**Data section:**

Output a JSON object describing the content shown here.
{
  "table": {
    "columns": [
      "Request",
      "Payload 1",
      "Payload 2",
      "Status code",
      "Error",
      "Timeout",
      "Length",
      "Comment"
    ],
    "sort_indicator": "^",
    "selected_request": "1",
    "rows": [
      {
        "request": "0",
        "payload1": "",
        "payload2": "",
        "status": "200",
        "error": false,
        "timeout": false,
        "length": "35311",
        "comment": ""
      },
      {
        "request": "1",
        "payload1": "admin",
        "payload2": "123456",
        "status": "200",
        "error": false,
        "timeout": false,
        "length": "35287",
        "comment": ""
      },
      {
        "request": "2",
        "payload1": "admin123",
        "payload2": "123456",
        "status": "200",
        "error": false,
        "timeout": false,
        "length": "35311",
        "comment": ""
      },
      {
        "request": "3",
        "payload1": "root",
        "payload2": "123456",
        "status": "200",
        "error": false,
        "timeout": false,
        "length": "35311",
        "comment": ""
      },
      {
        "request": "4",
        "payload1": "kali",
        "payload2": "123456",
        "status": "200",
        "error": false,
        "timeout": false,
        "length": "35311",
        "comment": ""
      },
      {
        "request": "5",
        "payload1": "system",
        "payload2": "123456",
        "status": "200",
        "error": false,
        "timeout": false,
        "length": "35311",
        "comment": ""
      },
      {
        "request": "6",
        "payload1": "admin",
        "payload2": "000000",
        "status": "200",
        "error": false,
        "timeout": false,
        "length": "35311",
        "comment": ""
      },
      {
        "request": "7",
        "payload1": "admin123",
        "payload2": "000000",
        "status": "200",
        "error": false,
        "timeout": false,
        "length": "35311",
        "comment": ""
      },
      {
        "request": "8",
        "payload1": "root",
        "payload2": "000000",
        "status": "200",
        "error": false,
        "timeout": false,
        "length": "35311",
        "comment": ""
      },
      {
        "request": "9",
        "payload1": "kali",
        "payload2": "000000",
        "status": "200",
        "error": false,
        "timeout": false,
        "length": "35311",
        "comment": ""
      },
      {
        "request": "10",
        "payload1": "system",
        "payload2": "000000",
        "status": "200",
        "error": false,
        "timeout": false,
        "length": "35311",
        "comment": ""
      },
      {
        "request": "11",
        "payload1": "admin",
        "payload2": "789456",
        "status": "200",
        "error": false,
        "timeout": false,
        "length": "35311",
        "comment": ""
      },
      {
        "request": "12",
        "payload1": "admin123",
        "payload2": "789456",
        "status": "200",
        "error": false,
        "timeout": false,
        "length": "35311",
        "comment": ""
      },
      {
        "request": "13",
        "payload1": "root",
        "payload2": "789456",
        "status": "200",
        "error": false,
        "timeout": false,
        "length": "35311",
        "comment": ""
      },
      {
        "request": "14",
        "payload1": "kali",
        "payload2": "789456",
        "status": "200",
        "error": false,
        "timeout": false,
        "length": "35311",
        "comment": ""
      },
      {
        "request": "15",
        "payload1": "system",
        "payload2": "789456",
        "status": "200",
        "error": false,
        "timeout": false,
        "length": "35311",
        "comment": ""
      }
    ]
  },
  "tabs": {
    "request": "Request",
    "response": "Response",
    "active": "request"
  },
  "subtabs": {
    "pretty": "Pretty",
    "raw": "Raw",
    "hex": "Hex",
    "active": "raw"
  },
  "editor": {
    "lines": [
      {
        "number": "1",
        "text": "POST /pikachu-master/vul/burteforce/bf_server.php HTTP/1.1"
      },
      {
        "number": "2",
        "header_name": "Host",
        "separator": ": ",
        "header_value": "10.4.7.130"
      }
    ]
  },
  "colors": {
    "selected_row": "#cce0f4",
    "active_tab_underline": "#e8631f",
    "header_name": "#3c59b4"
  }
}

**Required work:** Write out every entry verbatim.

**Exercise solution:**
Output a JSON object describing the content shown here.
{
  "table": {
    "columns": [
      "Request",
      "Payload 1",
      "Payload 2",
      "Status code",
      "Error",
      "Timeout",
      "Length",
      "Comment"
    ],
    "sort_indicator": "^",
    "selected_request": "1",
    "rows": [
      {
        "request": "0",
        "payload1": "",
        "payload2": "",
        "status": "200",
        "error": false,
        "timeout": false,
        "length": "35311",
        "comment": ""
      },
      {
        "request": "1",
        "payload1": "admin",
        "payload2": "123456",
        "status": "200",
        "error": false,
        "timeout": false,
        "length": "35287",
        "comment": ""
      },
      {
        "request": "2",
        "payload1": "admin123",
        "payload2": "123456",
        "status": "200",
        "error": false,
        "timeout": false,
        "length": "35311",
        "comment": ""
      },
      {
        "request": "3",
        "payload1": "root",
        "payload2": "123456",
        "status": "200",
        "error": false,
        "timeout": false,
        "length": "35311",
        "comment": ""
      },
      {
        "request": "4",
        "payload1": "kali",
        "payload2": "123456",
        "status": "200",
        "error": false,
        "timeout": false,
        "length": "35311",
        "comment": ""
      },
      {
        "request": "5",
        "payload1": "system",
        "payload2": "123456",
        "status": "200",
        "error": false,
        "timeout": false,
        "length": "35311",
        "comment": ""
      },
      {
        "request": "6",
        "payload1": "admin",
        "payload2": "000000",
        "status": "200",
        "error": false,
        "timeout": false,
        "length": "35311",
        "comment": ""
      },
      {
        "request": "7",
        "payload1": "admin123",
        "payload2": "000000",
        "status": "200",
        "error": false,
        "timeout": false,
        "length": "35311",
        "comment": ""
      },
      {
        "request": "8",
        "payload1": "root",
        "payload2": "000000",
        "status": "200",
        "error": false,
        "timeout": false,
        "length": "35311",
        "comment": ""
      },
      {
        "request": "9",
        "payload1": "kali",
        "payload2": "000000",
        "status": "200",
        "error": false,
        "timeout": false,
        "length": "35311",
        "comment": ""
      },
      {
        "request": "10",
        "payload1": "system",
        "payload2": "000000",
        "status": "200",
        "error": false,
        "timeout": false,
        "length": "35311",
        "comment": ""
      },
      {
        "request": "11",
        "payload1": "admin",
        "payload2": "789456",
        "status": "200",
        "error": false,
        "timeout": false,
        "length": "35311",
        "comment": ""
      },
      {
        "request": "12",
        "payload1": "admin123",
        "payload2": "789456",
        "status": "200",
        "error": false,
        "timeout": false,
        "length": "35311",
        "comment": ""
      },
      {
        "request": "13",
        "payload1": "root",
        "payload2": "789456",
        "status": "200",
        "error": false,
        "timeout": false,
        "length": "35311",
        "comment": ""
      },
      {
        "request": "14",
        "payload1": "kali",
        "payload2": "789456",
        "status": "200",
        "error": false,
        "timeout": false,
        "length": "35311",
        "comment": ""
      },
      {
        "request": "15",
        "payload1": "system",
        "payload2": "789456",
        "status": "200",
        "error": false,
        "timeout": false,
        "length": "35311",
        "comment": ""
      }
    ]
  },
  "tabs": {
    "request": "Request",
    "response": "Response",
    "active": "request"
  },
  "subtabs": {
    "pretty": "Pretty",
    "raw": "Raw",
    "hex": "Hex",
    "active": "raw"
  },
  "editor": {
    "lines": [
      {
        "number": "1",
        "text": "POST /pikachu-master/vul/burteforce/bf_server.php HTTP/1.1"
      },
      {
        "number": "2",
        "header_name": "Host",
        "separator": ": ",
        "header_value": "10.4.7.130"
      }
    ]
  },
  "colors": {
    "selected_row": "#cce0f4",
    "active_tab_underline": "#e8631f",
    "header_name": "#3c59b4"
  }
}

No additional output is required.